TASK DETAILS —
Every record below is to be retyped exactly.

DATA TO USE —
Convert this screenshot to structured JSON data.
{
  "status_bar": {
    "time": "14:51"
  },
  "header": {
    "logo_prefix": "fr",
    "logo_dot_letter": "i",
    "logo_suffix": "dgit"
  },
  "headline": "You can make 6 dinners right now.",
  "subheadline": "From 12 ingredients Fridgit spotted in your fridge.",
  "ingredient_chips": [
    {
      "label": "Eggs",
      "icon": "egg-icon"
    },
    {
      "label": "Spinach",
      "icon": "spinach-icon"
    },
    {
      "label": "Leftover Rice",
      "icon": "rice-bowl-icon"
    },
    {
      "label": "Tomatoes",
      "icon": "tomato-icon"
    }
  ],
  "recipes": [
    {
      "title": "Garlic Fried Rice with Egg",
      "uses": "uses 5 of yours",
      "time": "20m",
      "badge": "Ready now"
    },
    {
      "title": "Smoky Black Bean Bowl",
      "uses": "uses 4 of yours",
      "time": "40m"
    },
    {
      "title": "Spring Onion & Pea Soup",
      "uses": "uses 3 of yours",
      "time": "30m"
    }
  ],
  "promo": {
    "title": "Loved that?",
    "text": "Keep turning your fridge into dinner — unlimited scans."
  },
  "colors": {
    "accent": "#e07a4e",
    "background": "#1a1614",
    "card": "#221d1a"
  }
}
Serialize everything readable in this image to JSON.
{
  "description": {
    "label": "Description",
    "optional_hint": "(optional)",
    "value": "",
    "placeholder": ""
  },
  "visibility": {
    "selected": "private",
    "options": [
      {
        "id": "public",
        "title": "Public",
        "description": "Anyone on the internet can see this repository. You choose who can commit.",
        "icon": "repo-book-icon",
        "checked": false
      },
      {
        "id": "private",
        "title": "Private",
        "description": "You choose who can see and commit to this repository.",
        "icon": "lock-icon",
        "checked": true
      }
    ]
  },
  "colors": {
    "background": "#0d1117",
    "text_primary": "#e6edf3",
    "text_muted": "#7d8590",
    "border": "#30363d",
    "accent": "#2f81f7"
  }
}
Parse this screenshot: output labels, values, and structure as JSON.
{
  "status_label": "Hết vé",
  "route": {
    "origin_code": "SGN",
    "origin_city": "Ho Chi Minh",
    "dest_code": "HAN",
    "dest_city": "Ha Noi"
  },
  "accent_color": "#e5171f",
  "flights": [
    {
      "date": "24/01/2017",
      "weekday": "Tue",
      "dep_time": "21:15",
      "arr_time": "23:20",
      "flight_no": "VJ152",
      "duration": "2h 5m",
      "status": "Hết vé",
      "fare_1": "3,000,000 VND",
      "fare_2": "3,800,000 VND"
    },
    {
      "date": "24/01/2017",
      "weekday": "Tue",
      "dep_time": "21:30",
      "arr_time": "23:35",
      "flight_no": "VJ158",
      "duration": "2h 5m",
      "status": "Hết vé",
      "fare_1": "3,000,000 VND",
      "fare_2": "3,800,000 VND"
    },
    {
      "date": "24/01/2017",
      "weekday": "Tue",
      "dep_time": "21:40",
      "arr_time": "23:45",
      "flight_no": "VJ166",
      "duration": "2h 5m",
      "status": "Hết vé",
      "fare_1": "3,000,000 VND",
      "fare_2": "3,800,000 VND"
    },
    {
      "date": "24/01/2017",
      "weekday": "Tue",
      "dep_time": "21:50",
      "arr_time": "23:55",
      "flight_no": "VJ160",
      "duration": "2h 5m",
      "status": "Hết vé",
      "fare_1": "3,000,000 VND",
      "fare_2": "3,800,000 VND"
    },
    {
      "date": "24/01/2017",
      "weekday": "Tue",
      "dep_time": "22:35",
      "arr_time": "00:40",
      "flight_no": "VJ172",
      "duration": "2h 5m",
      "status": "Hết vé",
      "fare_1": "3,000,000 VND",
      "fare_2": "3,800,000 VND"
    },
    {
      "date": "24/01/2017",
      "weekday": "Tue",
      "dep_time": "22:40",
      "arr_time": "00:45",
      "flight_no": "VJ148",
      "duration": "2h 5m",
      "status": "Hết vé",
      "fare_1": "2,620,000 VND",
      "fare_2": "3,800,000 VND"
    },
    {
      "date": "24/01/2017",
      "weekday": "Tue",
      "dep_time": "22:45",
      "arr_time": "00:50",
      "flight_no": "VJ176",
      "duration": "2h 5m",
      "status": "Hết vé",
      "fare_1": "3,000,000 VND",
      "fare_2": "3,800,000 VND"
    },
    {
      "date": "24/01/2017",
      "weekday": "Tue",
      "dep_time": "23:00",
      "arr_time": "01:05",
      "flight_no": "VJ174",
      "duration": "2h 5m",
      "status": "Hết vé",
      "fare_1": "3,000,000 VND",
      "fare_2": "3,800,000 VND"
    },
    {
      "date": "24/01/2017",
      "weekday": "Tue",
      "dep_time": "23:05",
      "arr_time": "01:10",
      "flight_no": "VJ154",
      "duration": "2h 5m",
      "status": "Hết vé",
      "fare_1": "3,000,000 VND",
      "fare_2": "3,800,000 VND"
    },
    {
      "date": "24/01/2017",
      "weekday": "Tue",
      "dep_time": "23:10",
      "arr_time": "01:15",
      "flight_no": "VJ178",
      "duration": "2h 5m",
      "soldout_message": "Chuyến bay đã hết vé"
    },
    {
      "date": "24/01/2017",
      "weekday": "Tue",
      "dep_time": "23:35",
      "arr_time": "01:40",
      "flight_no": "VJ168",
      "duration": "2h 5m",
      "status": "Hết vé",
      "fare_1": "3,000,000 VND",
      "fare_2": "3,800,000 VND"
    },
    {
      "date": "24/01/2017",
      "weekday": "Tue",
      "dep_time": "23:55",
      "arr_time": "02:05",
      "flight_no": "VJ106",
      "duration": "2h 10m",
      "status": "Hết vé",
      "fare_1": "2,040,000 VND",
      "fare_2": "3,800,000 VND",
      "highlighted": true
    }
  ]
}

TASK SOLUTION —
Convert this screenshot to structured JSON data.
{
  "status_bar": {
    "time": "14:51"
  },
  "header": {
    "logo_prefix": "fr",
    "logo_dot_letter": "i",
    "logo_suffix": "dgit"
  },
  "headline": "You can make 6 dinners right now.",
  "subheadline": "From 12 ingredients Fridgit spotted in your fridge.",
  "ingredient_chips": [
    {
      "label": "Eggs",
      "icon": "egg-icon"
    },
    {
      "label": "Spinach",
      "icon": "spinach-icon"
    },
    {
      "label": "Leftover Rice",
      "icon": "rice-bowl-icon"
    },
    {
      "label": "Tomatoes",
      "icon": "tomato-icon"
    }
  ],
  "recipes": [
    {
      "title": "Garlic Fried Rice with Egg",
      "uses": "uses 5 of yours",
      "time": "20m",
      "badge": "Ready now"
    },
    {
      "title": "Smoky Black Bean Bowl",
      "uses": "uses 4 of yours",
      "time": "40m"
    },
    {
      "title": "Spring Onion & Pea Soup",
      "uses": "uses 3 of yours",
      "time": "30m"
    }
  ],
  "promo": {
    "title": "Loved that?",
    "text": "Keep turning your fridge into dinner — unlimited scans."
  },
  "colors": {
    "accent": "#e07a4e",
    "background": "#1a1614",
    "card": "#221d1a"
  }
}
Serialize everything readable in this image to JSON.
{
  "description": {
    "label": "Description",
    "optional_hint": "(optional)",
    "value": "",
    "placeholder": ""
  },
  "visibility": {
    "selected": "private",
    "options": [
      {
        "id": "public",
        "title": "Public",
        "description": "Anyone on the internet can see this repository. You choose who can commit.",
        "icon": "repo-book-icon",
        "checked": false
      },
      {
        "id": "private",
        "title": "Private",
        "description": "You choose who can see and commit to this repository.",
        "icon": "lock-icon",
        "checked": true
      }
    ]
  },
  "colors": {
    "background": "#0d1117",
    "text_primary": "#e6edf3",
    "text_muted": "#7d8590",
    "border": "#30363d",
    "accent": "#2f81f7"
  }
}
Parse this screenshot: output labels, values, and structure as JSON.
{
  "status_label": "Hết vé",
  "route": {
    "origin_code": "SGN",
    "origin_city": "Ho Chi Minh",
    "dest_code": "HAN",
    "dest_city": "Ha Noi"
  },
  "accent_color": "#e5171f",
  "flights": [
    {
      "date": "24/01/2017",
      "weekday": "Tue",
      "dep_time": "21:15",
      "arr_time": "23:20",
      "flight_no": "VJ152",
      "duration": "2h 5m",
      "status": "Hết vé",
      "fare_1": "3,000,000 VND",
      "fare_2": "3,800,000 VND"
    },
    {
      "date": "24/01/2017",
      "weekday": "Tue",
      "dep_time": "21:30",
      "arr_time": "23:35",
      "flight_no": "VJ158",
      "duration": "2h 5m",
      "status": "Hết vé",
      "fare_1": "3,000,000 VND",
      "fare_2": "3,800,000 VND"
    },
    {
      "date": "24/01/2017",
      "weekday": "Tue",
      "dep_time": "21:40",
      "arr_time": "23:45",
      "flight_no": "VJ166",
      "duration": "2h 5m",
      "status": "Hết vé",
      "fare_1": "3,000,000 VND",
      "fare_2": "3,800,000 VND"
    },
    {
      "date": "24/01/2017",
      "weekday": "Tue",
      "dep_time": "21:50",
      "arr_time": "23:55",
      "flight_no": "VJ160",
      "duration": "2h 5m",
      "status": "Hết vé",
      "fare_1": "3,000,000 VND",
      "fare_2": "3,800,000 VND"
    },
    {
      "date": "24/01/2017",
      "weekday": "Tue",
      "dep_time": "22:35",
      "arr_time": "00:40",
      "flight_no": "VJ172",
      "duration": "2h 5m",
      "status": "Hết vé",
      "fare_1": "3,000,000 VND",
      "fare_2": "3,800,000 VND"
    },
    {
      "date": "24/01/2017",
      "weekday": "Tue",
      "dep_time": "22:40",
      "arr_time": "00:45",
      "flight_no": "VJ148",
      "duration": "2h 5m",
      "status": "Hết vé",
      "fare_1": "2,620,000 VND",
      "fare_2": "3,800,000 VND"
    },
    {
      "date": "24/01/2017",
      "weekday": "Tue",
      "dep_time": "22:45",
      "arr_time": "00:50",
      "flight_no": "VJ176",
      "duration": "2h 5m",
      "status": "Hết vé",
      "fare_1": "3,000,000 VND",
      "fare_2": "3,800,000 VND"
    },
    {
      "date": "24/01/2017",
      "weekday": "Tue",
      "dep_time": "23:00",
      "arr_time": "01:05",
      "flight_no": "VJ174",
      "duration": "2h 5m",
      "status": "Hết vé",
      "fare_1": "3,000,000 VND",
      "fare_2": "3,800,000 VND"
    },
    {
      "date": "24/01/2017",
      "weekday": "Tue",
      "dep_time": "23:05",
      "arr_time": "01:10",
      "flight_no": "VJ154",
      "duration": "2h 5m",
      "status": "Hết vé",
      "fare_1": "3,000,000 VND",
      "fare_2": "3,800,000 VND"
    },
    {
      "date": "24/01/2017",
      "weekday": "Tue",
      "dep_time": "23:10",
      "arr_time": "01:15",
      "flight_no": "VJ178",
      "duration": "2h 5m",
      "soldout_message": "Chuyến bay đã hết vé"
    },
    {
      "date": "24/01/2017",
      "weekday": "Tue",
      "dep_time": "23:35",
      "arr_time": "01:40",
      "flight_no": "VJ168",
      "duration": "2h 5m",
      "status": "Hết vé",
      "fare_1": "3,000,000 VND",
      "fare_2": "3,800,000 VND"
    },
    {
      "date": "24/01/2017",
      "weekday": "Tue",
      "dep_time": "23:55",
      "arr_time": "02:05",
      "flight_no": "VJ106",
      "duration": "2h 10m",
      "status": "Hết vé",
      "fare_1": "2,040,000 VND",
      "fare_2": "3,800,000 VND",
      "highlighted": true
    }
  ]
}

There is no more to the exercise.